start MATERIAL PROVIDED

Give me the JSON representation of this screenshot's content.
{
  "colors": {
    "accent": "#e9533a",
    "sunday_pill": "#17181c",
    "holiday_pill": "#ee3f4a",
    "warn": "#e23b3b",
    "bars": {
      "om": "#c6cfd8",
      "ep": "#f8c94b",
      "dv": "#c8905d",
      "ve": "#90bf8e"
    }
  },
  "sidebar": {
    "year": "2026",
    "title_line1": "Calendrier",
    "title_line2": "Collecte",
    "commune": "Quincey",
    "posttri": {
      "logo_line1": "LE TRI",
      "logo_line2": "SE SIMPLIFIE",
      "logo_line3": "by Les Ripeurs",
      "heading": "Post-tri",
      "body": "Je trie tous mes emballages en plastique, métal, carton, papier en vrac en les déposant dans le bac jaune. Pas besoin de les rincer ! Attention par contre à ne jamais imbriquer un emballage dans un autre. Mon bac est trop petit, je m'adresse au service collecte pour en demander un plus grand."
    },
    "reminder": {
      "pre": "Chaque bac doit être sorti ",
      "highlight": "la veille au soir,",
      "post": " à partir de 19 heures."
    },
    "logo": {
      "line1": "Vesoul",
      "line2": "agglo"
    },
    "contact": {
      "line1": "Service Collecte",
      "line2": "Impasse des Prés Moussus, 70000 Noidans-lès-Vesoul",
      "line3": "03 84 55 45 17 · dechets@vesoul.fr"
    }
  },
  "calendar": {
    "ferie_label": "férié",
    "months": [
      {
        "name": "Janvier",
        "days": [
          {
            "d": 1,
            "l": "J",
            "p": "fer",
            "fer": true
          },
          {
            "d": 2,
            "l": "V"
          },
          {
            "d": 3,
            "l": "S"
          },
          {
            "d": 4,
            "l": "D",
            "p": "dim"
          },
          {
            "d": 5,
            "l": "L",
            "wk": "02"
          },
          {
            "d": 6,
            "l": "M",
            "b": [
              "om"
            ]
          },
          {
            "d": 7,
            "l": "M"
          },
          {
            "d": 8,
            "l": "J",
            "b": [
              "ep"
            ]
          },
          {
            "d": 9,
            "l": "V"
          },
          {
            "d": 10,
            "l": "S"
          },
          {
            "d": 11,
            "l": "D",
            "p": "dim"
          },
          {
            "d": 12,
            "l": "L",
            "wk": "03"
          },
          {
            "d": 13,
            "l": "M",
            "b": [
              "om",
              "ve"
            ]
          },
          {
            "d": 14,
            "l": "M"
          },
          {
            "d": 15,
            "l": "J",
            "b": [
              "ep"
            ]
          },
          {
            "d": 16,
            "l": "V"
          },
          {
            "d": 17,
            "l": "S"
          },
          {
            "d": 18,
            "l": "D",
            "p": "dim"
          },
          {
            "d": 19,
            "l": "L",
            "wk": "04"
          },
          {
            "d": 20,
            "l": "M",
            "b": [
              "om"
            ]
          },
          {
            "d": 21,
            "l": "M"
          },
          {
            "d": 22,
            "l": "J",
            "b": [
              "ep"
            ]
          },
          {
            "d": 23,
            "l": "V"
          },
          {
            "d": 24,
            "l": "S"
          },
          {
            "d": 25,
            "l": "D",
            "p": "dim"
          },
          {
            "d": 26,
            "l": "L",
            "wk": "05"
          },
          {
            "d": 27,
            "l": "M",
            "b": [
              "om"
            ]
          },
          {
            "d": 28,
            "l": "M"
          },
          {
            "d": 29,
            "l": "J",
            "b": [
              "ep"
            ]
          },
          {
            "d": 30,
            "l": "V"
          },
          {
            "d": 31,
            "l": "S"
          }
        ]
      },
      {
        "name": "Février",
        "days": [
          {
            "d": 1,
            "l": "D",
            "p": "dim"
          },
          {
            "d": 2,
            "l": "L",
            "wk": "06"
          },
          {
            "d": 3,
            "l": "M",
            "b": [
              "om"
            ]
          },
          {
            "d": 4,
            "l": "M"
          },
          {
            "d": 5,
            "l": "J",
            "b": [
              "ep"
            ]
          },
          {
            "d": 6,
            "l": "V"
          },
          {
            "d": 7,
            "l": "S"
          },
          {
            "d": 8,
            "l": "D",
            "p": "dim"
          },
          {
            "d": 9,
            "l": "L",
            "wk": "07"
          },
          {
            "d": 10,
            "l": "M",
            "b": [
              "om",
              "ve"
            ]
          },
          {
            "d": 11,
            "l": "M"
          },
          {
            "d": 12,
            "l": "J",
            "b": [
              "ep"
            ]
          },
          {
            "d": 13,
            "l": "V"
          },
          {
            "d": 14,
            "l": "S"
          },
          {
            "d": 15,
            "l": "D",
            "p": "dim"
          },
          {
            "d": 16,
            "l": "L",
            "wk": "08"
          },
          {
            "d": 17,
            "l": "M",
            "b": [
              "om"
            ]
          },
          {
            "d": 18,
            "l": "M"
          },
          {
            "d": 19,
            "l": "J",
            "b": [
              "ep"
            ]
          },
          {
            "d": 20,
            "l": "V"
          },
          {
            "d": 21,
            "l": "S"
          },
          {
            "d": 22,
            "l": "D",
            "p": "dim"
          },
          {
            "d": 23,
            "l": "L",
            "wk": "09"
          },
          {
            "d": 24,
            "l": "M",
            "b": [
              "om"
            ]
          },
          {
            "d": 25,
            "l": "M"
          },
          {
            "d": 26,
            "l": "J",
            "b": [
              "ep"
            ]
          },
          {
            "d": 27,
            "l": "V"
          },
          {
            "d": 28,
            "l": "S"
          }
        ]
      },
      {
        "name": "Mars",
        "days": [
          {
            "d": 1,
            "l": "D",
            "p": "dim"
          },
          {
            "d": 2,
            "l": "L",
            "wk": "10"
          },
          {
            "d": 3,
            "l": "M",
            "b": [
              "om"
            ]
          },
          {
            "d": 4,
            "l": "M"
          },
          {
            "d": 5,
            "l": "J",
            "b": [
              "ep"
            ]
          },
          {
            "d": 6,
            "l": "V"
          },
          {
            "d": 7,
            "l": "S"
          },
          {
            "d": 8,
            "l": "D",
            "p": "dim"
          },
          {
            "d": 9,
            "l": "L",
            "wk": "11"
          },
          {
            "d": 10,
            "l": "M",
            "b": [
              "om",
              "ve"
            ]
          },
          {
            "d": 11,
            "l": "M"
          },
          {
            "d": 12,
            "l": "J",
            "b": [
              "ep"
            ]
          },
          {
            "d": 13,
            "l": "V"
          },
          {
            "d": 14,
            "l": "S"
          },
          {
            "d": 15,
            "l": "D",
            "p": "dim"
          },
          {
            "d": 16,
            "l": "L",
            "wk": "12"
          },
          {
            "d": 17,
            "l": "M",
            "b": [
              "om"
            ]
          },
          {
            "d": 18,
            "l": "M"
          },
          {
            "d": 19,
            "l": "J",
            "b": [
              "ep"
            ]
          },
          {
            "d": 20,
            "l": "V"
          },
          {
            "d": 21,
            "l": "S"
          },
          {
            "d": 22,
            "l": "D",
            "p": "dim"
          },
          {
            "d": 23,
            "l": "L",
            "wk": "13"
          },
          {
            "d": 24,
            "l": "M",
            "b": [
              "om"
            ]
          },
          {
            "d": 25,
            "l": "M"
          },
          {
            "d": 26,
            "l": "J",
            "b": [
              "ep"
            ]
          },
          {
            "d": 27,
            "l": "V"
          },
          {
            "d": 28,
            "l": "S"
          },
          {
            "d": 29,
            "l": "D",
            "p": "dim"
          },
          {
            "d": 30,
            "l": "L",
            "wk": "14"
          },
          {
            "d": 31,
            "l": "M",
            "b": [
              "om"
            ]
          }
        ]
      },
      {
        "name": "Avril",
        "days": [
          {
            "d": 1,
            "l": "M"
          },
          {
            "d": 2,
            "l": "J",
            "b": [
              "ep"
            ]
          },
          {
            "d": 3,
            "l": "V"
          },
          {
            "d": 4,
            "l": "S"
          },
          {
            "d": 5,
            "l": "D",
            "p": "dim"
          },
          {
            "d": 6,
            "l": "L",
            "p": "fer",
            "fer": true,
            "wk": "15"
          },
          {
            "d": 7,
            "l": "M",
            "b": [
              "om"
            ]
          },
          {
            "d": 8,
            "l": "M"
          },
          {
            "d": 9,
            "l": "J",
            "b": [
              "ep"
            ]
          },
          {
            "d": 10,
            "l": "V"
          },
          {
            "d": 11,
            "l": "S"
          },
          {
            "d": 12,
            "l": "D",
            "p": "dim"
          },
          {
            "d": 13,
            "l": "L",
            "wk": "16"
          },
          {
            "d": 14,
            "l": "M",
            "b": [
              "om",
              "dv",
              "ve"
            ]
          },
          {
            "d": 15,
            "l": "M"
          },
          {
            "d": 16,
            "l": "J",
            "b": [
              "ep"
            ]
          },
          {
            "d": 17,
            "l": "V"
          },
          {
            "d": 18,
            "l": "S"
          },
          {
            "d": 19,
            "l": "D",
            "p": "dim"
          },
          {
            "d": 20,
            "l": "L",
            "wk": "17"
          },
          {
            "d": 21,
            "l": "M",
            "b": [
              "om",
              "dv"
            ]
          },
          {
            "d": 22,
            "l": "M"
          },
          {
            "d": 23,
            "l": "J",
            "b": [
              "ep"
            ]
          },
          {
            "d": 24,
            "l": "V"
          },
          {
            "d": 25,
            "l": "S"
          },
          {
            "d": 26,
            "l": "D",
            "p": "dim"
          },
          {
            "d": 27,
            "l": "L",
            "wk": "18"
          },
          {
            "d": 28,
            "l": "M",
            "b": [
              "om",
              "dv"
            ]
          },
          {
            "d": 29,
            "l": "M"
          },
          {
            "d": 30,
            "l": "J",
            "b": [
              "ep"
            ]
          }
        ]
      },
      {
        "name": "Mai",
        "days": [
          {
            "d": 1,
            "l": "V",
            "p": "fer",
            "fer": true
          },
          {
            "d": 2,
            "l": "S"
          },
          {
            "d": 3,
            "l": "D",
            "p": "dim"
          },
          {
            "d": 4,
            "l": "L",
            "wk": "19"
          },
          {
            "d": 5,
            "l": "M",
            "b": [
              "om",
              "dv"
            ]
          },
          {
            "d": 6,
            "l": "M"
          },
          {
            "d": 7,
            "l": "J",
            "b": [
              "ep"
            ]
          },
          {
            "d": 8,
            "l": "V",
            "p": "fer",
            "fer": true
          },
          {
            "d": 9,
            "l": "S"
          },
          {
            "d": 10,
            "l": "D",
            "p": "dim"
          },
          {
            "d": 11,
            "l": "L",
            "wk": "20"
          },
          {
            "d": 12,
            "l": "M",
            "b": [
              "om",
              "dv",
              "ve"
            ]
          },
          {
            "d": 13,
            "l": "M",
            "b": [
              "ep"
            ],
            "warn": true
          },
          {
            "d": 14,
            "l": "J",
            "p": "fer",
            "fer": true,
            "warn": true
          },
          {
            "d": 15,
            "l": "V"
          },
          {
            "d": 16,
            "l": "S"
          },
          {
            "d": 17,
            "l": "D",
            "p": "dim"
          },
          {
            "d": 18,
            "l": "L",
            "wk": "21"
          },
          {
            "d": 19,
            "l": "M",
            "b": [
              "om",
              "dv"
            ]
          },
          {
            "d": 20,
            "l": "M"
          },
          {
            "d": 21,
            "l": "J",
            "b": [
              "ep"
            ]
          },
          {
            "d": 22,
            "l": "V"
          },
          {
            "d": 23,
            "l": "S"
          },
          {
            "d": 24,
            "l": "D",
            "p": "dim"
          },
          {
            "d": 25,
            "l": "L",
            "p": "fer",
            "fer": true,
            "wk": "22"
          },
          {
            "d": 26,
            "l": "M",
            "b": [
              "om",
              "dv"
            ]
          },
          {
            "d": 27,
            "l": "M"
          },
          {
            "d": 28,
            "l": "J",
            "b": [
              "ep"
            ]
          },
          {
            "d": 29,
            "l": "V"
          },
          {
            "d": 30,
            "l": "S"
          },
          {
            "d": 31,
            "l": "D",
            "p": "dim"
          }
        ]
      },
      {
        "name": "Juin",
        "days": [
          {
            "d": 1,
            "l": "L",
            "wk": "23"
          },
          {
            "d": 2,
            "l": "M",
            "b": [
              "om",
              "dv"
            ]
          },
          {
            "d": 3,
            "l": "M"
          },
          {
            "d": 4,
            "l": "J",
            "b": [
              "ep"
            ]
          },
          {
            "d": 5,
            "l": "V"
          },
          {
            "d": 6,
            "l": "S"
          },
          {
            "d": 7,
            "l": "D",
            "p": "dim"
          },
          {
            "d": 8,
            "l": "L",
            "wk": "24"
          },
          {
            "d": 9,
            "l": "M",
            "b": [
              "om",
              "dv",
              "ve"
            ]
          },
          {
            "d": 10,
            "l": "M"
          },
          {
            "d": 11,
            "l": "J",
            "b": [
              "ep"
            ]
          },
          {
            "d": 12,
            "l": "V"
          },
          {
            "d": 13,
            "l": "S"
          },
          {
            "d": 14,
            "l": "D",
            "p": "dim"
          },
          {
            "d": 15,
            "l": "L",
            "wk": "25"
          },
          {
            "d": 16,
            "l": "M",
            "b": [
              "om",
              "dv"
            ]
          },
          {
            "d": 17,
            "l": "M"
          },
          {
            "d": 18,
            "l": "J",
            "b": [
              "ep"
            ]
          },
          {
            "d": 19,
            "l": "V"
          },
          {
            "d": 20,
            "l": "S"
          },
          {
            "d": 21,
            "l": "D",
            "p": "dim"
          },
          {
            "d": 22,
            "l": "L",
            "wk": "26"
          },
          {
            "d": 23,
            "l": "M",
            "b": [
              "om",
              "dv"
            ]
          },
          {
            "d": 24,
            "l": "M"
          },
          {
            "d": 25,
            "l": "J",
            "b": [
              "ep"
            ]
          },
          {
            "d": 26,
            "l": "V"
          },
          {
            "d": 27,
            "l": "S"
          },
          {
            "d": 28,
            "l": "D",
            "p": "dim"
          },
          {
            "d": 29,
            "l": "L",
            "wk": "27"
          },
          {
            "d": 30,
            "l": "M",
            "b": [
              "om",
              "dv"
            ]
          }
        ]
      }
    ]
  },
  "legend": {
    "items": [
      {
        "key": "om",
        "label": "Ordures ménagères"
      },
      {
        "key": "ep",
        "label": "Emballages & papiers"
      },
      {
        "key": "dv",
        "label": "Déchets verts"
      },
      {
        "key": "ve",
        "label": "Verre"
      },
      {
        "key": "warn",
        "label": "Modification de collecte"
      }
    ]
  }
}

end MATERIAL PROVIDED

Above are the records. Identify each line that contains the word "name".

#### TASK OUTPUT:
        "name": "Janvier",
        "name": "Février",
        "name": "Mars",
        "name": "Avril",
        "name": "Mai",
        "name": "Juin",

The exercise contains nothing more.